Write out all of the data without omission, exactly as shown.

———

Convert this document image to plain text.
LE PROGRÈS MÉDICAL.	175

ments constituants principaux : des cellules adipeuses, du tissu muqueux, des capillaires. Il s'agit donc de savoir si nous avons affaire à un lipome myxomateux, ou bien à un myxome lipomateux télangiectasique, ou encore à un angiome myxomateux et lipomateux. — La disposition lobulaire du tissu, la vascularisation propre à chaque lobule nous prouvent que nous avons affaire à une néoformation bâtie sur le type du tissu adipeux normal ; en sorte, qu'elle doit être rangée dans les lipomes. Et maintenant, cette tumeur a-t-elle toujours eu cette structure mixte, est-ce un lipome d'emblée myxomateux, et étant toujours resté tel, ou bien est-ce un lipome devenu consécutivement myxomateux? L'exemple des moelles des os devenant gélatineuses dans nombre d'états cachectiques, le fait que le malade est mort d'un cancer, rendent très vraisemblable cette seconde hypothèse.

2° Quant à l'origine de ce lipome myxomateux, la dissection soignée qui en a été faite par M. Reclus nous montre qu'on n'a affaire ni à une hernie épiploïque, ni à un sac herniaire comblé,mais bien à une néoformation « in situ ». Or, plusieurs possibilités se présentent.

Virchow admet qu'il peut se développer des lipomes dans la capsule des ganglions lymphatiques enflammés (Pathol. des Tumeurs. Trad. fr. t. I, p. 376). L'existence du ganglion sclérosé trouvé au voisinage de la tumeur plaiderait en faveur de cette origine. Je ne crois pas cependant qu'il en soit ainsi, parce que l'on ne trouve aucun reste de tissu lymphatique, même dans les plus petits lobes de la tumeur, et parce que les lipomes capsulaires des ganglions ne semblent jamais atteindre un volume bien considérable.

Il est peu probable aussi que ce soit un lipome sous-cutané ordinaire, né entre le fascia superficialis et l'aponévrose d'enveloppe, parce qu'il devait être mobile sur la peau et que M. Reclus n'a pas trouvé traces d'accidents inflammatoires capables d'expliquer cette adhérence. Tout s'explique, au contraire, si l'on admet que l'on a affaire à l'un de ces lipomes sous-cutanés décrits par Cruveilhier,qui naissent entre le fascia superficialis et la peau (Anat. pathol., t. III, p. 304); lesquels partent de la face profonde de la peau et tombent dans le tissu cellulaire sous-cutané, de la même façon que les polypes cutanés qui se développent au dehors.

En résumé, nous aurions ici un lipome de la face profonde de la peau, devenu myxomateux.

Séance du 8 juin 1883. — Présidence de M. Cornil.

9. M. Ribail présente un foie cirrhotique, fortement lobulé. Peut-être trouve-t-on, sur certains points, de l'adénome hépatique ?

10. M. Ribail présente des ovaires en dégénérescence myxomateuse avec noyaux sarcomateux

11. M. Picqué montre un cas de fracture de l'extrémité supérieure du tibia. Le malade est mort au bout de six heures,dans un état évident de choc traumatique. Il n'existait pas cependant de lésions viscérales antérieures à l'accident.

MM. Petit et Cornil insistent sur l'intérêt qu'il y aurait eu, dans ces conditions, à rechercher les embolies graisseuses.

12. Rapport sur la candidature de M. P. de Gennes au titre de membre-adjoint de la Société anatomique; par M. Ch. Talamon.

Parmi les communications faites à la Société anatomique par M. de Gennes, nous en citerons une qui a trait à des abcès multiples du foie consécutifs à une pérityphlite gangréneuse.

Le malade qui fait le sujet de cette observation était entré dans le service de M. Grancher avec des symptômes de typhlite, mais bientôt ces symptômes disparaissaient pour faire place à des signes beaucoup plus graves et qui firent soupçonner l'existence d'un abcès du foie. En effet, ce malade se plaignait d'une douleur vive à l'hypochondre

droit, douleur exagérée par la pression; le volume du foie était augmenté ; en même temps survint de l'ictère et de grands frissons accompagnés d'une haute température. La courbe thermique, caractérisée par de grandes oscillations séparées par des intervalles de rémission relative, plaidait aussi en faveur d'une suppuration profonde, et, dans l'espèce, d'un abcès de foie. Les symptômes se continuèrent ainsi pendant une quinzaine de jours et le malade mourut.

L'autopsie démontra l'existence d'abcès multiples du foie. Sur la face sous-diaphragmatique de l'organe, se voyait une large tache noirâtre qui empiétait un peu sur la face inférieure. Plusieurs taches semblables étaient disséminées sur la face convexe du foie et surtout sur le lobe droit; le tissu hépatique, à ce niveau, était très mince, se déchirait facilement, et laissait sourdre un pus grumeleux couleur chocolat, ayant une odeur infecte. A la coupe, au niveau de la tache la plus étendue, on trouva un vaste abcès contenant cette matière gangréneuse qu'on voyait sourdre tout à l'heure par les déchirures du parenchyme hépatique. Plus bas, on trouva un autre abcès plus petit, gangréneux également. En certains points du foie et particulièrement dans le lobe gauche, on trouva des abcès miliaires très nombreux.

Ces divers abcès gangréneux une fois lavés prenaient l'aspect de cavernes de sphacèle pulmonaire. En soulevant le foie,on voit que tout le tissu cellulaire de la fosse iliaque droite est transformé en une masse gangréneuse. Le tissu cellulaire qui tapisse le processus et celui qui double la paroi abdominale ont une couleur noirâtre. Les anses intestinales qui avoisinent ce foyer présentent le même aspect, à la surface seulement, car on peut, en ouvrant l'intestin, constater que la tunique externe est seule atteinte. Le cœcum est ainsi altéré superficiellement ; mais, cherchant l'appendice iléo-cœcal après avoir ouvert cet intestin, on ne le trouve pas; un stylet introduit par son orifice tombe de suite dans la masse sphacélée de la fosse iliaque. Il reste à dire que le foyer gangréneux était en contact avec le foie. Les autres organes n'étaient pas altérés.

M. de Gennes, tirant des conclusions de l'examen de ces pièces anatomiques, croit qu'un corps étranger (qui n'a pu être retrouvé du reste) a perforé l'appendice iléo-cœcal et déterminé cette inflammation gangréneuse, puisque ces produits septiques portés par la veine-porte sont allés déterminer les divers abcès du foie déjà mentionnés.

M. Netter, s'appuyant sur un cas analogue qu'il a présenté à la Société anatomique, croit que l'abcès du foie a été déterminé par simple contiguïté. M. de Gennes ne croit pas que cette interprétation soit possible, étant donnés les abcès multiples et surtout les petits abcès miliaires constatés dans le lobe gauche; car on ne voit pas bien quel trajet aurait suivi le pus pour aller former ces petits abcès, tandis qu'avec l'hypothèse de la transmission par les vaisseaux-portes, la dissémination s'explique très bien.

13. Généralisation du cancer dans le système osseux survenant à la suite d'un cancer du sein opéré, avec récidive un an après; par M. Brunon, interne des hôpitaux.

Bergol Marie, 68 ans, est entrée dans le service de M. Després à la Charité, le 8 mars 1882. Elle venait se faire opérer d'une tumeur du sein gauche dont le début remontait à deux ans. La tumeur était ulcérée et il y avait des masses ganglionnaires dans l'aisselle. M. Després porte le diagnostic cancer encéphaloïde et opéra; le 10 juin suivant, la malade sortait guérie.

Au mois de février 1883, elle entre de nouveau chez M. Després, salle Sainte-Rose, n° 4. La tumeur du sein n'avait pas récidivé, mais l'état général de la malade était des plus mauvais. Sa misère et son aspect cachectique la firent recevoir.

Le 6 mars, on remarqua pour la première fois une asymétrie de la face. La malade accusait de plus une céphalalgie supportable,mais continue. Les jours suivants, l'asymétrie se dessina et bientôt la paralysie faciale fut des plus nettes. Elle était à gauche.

———

● Written solution:
Convert this document image to plain text.
LE PROGRÈS MÉDICAL.	175

ments constituants principaux : des cellules adipeuses, du tissu muqueux, des capillaires. Il s'agit donc de savoir si nous avons affaire à un lipome myxomateux, ou bien à un myxome lipomateux télangiectasique, ou encore à un angiome myxomateux et lipomateux. — La disposition lobulaire du tissu, la vascularisation propre à chaque lobule nous prouvent que nous avons affaire à une néoformation bâtie sur le type du tissu adipeux normal ; en sorte, qu'elle doit être rangée dans les lipomes. Et maintenant, cette tumeur a-t-elle toujours eu cette structure mixte, est-ce un lipome d'emblée myxomateux, et étant toujours resté tel, ou bien est-ce un lipome devenu consécutivement myxomateux? L'exemple des moelles des os devenant gélatineuses dans nombre d'états cachectiques, le fait que le malade est mort d'un cancer, rendent très vraisemblable cette seconde hypothèse.

2° Quant à l'origine de ce lipome myxomateux, la dissection soignée qui en a été faite par M. Reclus nous montre qu'on n'a affaire ni à une hernie épiploïque, ni à un sac herniaire comblé,mais bien à une néoformation « in situ ». Or, plusieurs possibilités se présentent.

Virchow admet qu'il peut se développer des lipomes dans la capsule des ganglions lymphatiques enflammés (Pathol. des Tumeurs. Trad. fr. t. I, p. 376). L'existence du ganglion sclérosé trouvé au voisinage de la tumeur plaiderait en faveur de cette origine. Je ne crois pas cependant qu'il en soit ainsi, parce que l'on ne trouve aucun reste de tissu lymphatique, même dans les plus petits lobes de la tumeur, et parce que les lipomes capsulaires des ganglions ne semblent jamais atteindre un volume bien considérable.

Il est peu probable aussi que ce soit un lipome sous-cutané ordinaire, né entre le fascia superficialis et l'aponévrose d'enveloppe, parce qu'il devait être mobile sur la peau et que M. Reclus n'a pas trouvé traces d'accidents inflammatoires capables d'expliquer cette adhérence. Tout s'explique, au contraire, si l'on admet que l'on a affaire à l'un de ces lipomes sous-cutanés décrits par Cruveilhier,qui naissent entre le fascia superficialis et la peau (Anat. pathol., t. III, p. 304); lesquels partent de la face profonde de la peau et tombent dans le tissu cellulaire sous-cutané, de la même façon que les polypes cutanés qui se développent au dehors.

En résumé, nous aurions ici un lipome de la face profonde de la peau, devenu myxomateux.

Séance du 8 juin 1883. — Présidence de M. Cornil.

9. M. Ribail présente un foie cirrhotique, fortement lobulé. Peut-être trouve-t-on, sur certains points, de l'adénome hépatique ?

10. M. Ribail présente des ovaires en dégénérescence myxomateuse avec noyaux sarcomateux

11. M. Picqué montre un cas de fracture de l'extrémité supérieure du tibia. Le malade est mort au bout de six heures,dans un état évident de choc traumatique. Il n'existait pas cependant de lésions viscérales antérieures à l'accident.

MM. Petit et Cornil insistent sur l'intérêt qu'il y aurait eu, dans ces conditions, à rechercher les embolies graisseuses.

12. Rapport sur la candidature de M. P. de Gennes au titre de membre-adjoint de la Société anatomique; par M. Ch. Talamon.

Parmi les communications faites à la Société anatomique par M. de Gennes, nous en citerons une qui a trait à des abcès multiples du foie consécutifs à une pérityphlite gangréneuse.

Le malade qui fait le sujet de cette observation était entré dans le service de M. Grancher avec des symptômes de typhlite, mais bientôt ces symptômes disparaissaient pour faire place à des signes beaucoup plus graves et qui firent soupçonner l'existence d'un abcès du foie. En effet, ce malade se plaignait d'une douleur vive à l'hypochondre

droit, douleur exagérée par la pression; le volume du foie était augmenté ; en même temps survint de l'ictère et de grands frissons accompagnés d'une haute température. La courbe thermique, caractérisée par de grandes oscillations séparées par des intervalles de rémission relative, plaidait aussi en faveur d'une suppuration profonde, et, dans l'espèce, d'un abcès de foie. Les symptômes se continuèrent ainsi pendant une quinzaine de jours et le malade mourut.

L'autopsie démontra l'existence d'abcès multiples du foie. Sur la face sous-diaphragmatique de l'organe, se voyait une large tache noirâtre qui empiétait un peu sur la face inférieure. Plusieurs taches semblables étaient disséminées sur la face convexe du foie et surtout sur le lobe droit; le tissu hépatique, à ce niveau, était très mince, se déchirait facilement, et laissait sourdre un pus grumeleux couleur chocolat, ayant une odeur infecte. A la coupe, au niveau de la tache la plus étendue, on trouva un vaste abcès contenant cette matière gangréneuse qu'on voyait sourdre tout à l'heure par les déchirures du parenchyme hépatique. Plus bas, on trouva un autre abcès plus petit, gangréneux également. En certains points du foie et particulièrement dans le lobe gauche, on trouva des abcès miliaires très nombreux.

Ces divers abcès gangréneux une fois lavés prenaient l'aspect de cavernes de sphacèle pulmonaire. En soulevant le foie,on voit que tout le tissu cellulaire de la fosse iliaque droite est transformé en une masse gangréneuse. Le tissu cellulaire qui tapisse le processus et celui qui double la paroi abdominale ont une couleur noirâtre. Les anses intestinales qui avoisinent ce foyer présentent le même aspect, à la surface seulement, car on peut, en ouvrant l'intestin, constater que la tunique externe est seule atteinte. Le cœcum est ainsi altéré superficiellement ; mais, cherchant l'appendice iléo-cœcal après avoir ouvert cet intestin, on ne le trouve pas; un stylet introduit par son orifice tombe de suite dans la masse sphacélée de la fosse iliaque. Il reste à dire que le foyer gangréneux était en contact avec le foie. Les autres organes n'étaient pas altérés.

M. de Gennes, tirant des conclusions de l'examen de ces pièces anatomiques, croit qu'un corps étranger (qui n'a pu être retrouvé du reste) a perforé l'appendice iléo-cœcal et déterminé cette inflammation gangréneuse, puisque ces produits septiques portés par la veine-porte sont allés déterminer les divers abcès du foie déjà mentionnés.

M. Netter, s'appuyant sur un cas analogue qu'il a présenté à la Société anatomique, croit que l'abcès du foie a été déterminé par simple contiguïté. M. de Gennes ne croit pas que cette interprétation soit possible, étant donnés les abcès multiples et surtout les petits abcès miliaires constatés dans le lobe gauche; car on ne voit pas bien quel trajet aurait suivi le pus pour aller former ces petits abcès, tandis qu'avec l'hypothèse de la transmission par les vaisseaux-portes, la dissémination s'explique très bien.

13. Généralisation du cancer dans le système osseux survenant à la suite d'un cancer du sein opéré, avec récidive un an après; par M. Brunon, interne des hôpitaux.

Bergol Marie, 68 ans, est entrée dans le service de M. Després à la Charité, le 8 mars 1882. Elle venait se faire opérer d'une tumeur du sein gauche dont le début remontait à deux ans. La tumeur était ulcérée et il y avait des masses ganglionnaires dans l'aisselle. M. Després porte le diagnostic cancer encéphaloïde et opéra; le 10 juin suivant, la malade sortait guérie.

Au mois de février 1883, elle entre de nouveau chez M. Després, salle Sainte-Rose, n° 4. La tumeur du sein n'avait pas récidivé, mais l'état général de la malade était des plus mauvais. Sa misère et son aspect cachectique la firent recevoir.

Le 6 mars, on remarqua pour la première fois une asymétrie de la face. La malade accusait de plus une céphalalgie supportable,mais continue. Les jours suivants, l'asymétrie se dessina et bientôt la paralysie faciale fut des plus nettes. Elle était à gauche.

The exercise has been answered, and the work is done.